▶ [Your task]: Copy all lines below containing "Nehru".

▶ [Extracted records]:
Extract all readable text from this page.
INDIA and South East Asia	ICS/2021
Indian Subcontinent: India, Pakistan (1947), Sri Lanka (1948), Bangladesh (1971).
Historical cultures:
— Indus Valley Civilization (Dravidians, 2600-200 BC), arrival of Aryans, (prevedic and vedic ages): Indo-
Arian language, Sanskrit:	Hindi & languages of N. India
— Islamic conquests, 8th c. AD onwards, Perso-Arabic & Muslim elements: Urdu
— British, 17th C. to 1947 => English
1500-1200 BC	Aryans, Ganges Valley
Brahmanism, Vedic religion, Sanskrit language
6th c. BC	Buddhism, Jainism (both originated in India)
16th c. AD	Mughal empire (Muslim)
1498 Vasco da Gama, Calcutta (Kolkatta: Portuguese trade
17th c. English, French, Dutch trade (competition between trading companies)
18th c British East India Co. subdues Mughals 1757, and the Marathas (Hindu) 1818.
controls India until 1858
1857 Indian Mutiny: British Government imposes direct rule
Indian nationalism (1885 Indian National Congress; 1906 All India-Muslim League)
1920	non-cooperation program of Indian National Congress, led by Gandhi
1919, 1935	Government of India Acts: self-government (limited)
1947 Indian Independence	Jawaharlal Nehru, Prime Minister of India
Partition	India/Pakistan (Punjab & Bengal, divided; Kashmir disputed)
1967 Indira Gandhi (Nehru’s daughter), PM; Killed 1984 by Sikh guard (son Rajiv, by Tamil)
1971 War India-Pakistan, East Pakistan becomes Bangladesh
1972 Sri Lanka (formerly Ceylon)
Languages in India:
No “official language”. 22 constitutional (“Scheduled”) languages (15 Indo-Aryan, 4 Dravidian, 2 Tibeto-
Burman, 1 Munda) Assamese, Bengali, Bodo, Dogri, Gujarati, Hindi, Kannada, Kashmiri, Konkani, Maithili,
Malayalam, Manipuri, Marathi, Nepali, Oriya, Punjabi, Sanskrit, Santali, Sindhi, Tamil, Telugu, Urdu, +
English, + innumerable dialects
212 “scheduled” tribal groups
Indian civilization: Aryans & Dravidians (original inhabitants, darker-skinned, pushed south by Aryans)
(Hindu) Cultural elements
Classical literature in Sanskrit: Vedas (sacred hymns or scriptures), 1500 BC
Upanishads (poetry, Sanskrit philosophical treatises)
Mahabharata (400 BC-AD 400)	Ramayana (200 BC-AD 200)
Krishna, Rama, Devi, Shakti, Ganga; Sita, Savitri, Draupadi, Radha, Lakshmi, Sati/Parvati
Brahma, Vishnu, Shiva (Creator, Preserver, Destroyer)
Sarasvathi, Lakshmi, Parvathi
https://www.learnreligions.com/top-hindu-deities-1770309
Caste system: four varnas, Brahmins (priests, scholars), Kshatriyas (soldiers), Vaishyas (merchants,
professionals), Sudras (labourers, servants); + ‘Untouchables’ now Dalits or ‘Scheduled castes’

▶ [Output of the exercise]:
1947 Indian Independence	Jawaharlal Nehru, Prime Minister of India
1967 Indira Gandhi (Nehru’s daughter), PM; Killed 1984 by Sikh guard (son Rajiv, by Tamil)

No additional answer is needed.